## Task to complete
Convert every line of the records below into a JSON list of strings, with one string per line and blank lines left out.

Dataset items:
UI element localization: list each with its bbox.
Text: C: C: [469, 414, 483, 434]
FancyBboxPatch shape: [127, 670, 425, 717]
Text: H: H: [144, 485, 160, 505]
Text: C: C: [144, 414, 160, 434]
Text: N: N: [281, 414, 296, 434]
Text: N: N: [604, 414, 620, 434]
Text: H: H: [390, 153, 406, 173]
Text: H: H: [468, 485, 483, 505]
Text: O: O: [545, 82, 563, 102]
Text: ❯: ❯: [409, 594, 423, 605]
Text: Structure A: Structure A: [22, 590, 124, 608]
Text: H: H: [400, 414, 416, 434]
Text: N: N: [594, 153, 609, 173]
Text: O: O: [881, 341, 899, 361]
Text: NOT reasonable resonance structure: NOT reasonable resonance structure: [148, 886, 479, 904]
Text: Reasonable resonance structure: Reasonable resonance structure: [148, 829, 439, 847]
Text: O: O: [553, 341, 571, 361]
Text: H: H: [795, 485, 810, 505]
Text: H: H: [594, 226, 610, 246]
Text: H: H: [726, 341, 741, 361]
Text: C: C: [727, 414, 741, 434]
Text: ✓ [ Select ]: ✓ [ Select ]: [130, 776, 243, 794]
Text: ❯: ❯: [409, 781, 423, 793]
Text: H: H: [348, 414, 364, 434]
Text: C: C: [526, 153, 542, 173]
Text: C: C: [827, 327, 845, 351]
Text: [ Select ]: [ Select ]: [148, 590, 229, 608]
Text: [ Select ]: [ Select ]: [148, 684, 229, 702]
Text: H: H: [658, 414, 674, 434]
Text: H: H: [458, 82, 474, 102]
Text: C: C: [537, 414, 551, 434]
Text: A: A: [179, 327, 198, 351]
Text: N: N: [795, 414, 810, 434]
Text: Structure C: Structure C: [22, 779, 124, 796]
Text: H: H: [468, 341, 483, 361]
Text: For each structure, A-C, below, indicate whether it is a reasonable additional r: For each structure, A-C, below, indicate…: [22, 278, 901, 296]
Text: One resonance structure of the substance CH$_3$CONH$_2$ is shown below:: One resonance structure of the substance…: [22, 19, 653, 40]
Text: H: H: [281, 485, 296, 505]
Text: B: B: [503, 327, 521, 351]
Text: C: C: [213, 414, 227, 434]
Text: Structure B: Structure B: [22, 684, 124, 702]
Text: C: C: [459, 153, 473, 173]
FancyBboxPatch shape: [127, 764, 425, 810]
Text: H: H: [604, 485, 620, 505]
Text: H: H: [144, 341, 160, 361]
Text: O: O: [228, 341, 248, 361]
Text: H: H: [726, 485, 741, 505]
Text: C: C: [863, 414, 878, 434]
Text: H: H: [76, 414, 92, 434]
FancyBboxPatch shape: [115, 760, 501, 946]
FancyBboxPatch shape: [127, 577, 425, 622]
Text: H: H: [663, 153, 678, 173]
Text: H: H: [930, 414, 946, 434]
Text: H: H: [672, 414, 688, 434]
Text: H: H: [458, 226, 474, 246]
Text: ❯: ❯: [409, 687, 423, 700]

## Response
[
  "UI element localization: list each with its bbox.",
  "Text: C: C: [469, 414, 483, 434]",
  "FancyBboxPatch shape: [127, 670, 425, 717]",
  "Text: H: H: [144, 485, 160, 505]",
  "Text: C: C: [144, 414, 160, 434]",
  "Text: N: N: [281, 414, 296, 434]",
  "Text: N: N: [604, 414, 620, 434]",
  "Text: H: H: [390, 153, 406, 173]",
  "Text: H: H: [468, 485, 483, 505]",
  "Text: O: O: [545, 82, 563, 102]",
  "Text: ❯: ❯: [409, 594, 423, 605]",
  "Text: Structure A: Structure A: [22, 590, 124, 608]",
  "Text: H: H: [400, 414, 416, 434]",
  "Text: N: N: [594, 153, 609, 173]",
  "Text: O: O: [881, 341, 899, 361]",
  "Text: NOT reasonable resonance structure: NOT reasonable resonance structure: [148, 886, 479, 904]",
  "Text: Reasonable resonance structure: Reasonable resonance structure: [148, 829, 439, 847]",
  "Text: O: O: [553, 341, 571, 361]",
  "Text: H: H: [795, 485, 810, 505]",
  "Text: H: H: [594, 226, 610, 246]",
  "Text: H: H: [726, 341, 741, 361]",
  "Text: C: C: [727, 414, 741, 434]",
  "Text: ✓ [ Select ]: ✓ [ Select ]: [130, 776, 243, 794]",
  "Text: ❯: ❯: [409, 781, 423, 793]",
  "Text: H: H: [348, 414, 364, 434]",
  "Text: C: C: [526, 153, 542, 173]",
  "Text: C: C: [827, 327, 845, 351]",
  "Text: [ Select ]: [ Select ]: [148, 590, 229, 608]",
  "Text: [ Select ]: [ Select ]: [148, 684, 229, 702]",
  "Text: H: H: [658, 414, 674, 434]",
  "Text: H: H: [458, 82, 474, 102]",
  "Text: C: C: [537, 414, 551, 434]",
  "Text: A: A: [179, 327, 198, 351]",
  "Text: N: N: [795, 414, 810, 434]",
  "Text: Structure C: Structure C: [22, 779, 124, 796]",
  "Text: H: H: [468, 341, 483, 361]",
  "Text: For each structure, A-C, below, indicate whether it is a reasonable additional r: For each structure, A-C, below, indicate…: [22, 278, 901, 296]",
  "Text: One resonance structure of the substance CH$_3$CONH$_2$ is shown below:: One resonance structure of the substance…: [22, 19, 653, 40]",
  "Text: H: H: [281, 485, 296, 505]",
  "Text: B: B: [503, 327, 521, 351]",
  "Text: C: C: [213, 414, 227, 434]",
  "Text: Structure B: Structure B: [22, 684, 124, 702]",
  "Text: C: C: [459, 153, 473, 173]",
  "FancyBboxPatch shape: [127, 764, 425, 810]",
  "Text: H: H: [604, 485, 620, 505]",
  "Text: H: H: [144, 341, 160, 361]",
  "Text: O: O: [228, 341, 248, 361]",
  "Text: H: H: [726, 485, 741, 505]",
  "Text: C: C: [863, 414, 878, 434]",
  "Text: H: H: [76, 414, 92, 434]",
  "FancyBboxPatch shape: [115, 760, 501, 946]",
  "FancyBboxPatch shape: [127, 577, 425, 622]",
  "Text: H: H: [663, 153, 678, 173]",
  "Text: H: H: [930, 414, 946, 434]",
  "Text: H: H: [672, 414, 688, 434]",
  "Text: H: H: [458, 226, 474, 246]",
  "Text: ❯: ❯: [409, 687, 423, 700]"
]